# Has anyone used Ymax from Etisalat



## adrianh (Sep 20, 2008)

I all Happy New Year.

I have been trying to get internet connected to our office in Al Awir. We have been waiting a while due to the fact they need to add additional cables as there where no spare. I was told today we could possibly cancel the request for a cable connection and use Ymax I think that's what it is called. From my understanding they fit a satellite or similar receiver on the roof and you connect through that. Has anybody got any experience using it and is it any good?

We need to run only 2 or 3 desktops and probably a couple of laptops. Mainly for email. We wanted to set everything up within the office wirelessly. Would this Ymax make that a problem.

And any advice on real time usage charges would be greatly appreciated. Preferably in laymen's terms.

Thanks
Ady


----------



## adrianh (Sep 20, 2008)

It's actually WIMAX


----------



## nm62 (Dec 11, 2008)

mmm... i think i know what you are asking....

When these new areas pop in dubai and property owners forget to inform etisalat about it... as etisalat ask them for some development charges and it increases the construction companies cost.... 

Poor tenants or the buyer of that property have to go through this... 
and they apply for telephone line... this is the first time etisalat gets officially inform about the new building...

————————

Continue the forum thread about getting internet through Etisalat's WiMAX service, starting right after its last sentence.

◆ DATA BLOCK
————————

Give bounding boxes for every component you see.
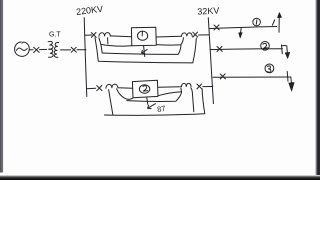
svg-text:87: 87 [157, 104, 167, 114]
svg-text:G.T: G.T [49, 32, 61, 39]
svg-text:32KV: 32KV [197, 5, 220, 16]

————————

◆ RESPONSE TO THE TASK
then the budget goes to abu dhabi for approval and comes back after 3-6 months....
then they purchase the new wires...

sometimes offices telephone numbers are 050 056 ... they buy an wireless equipment (approximately 2000+) and fix a sim card in it to use it for board line...

It will be very expensive! 
You are in need of getting an internet connection... etisalat is not forcing you to get it....

i advise you to go to Small Medium business department (Etisalat head office,Deira or sheikh Zayed Road Kefaf building or Wasl branch) 
If you are paying rent, your land lord is suppose to do the wiring within the premises...

Demand for a normal connection if you can see your neighbours are having the normal connection ... sometimes the whole area is using Wimax...

It will be a time consuming for you to get normal connection... 


By the way WIMAX is the same technology what we have in shopping malls.... "Hot Spot"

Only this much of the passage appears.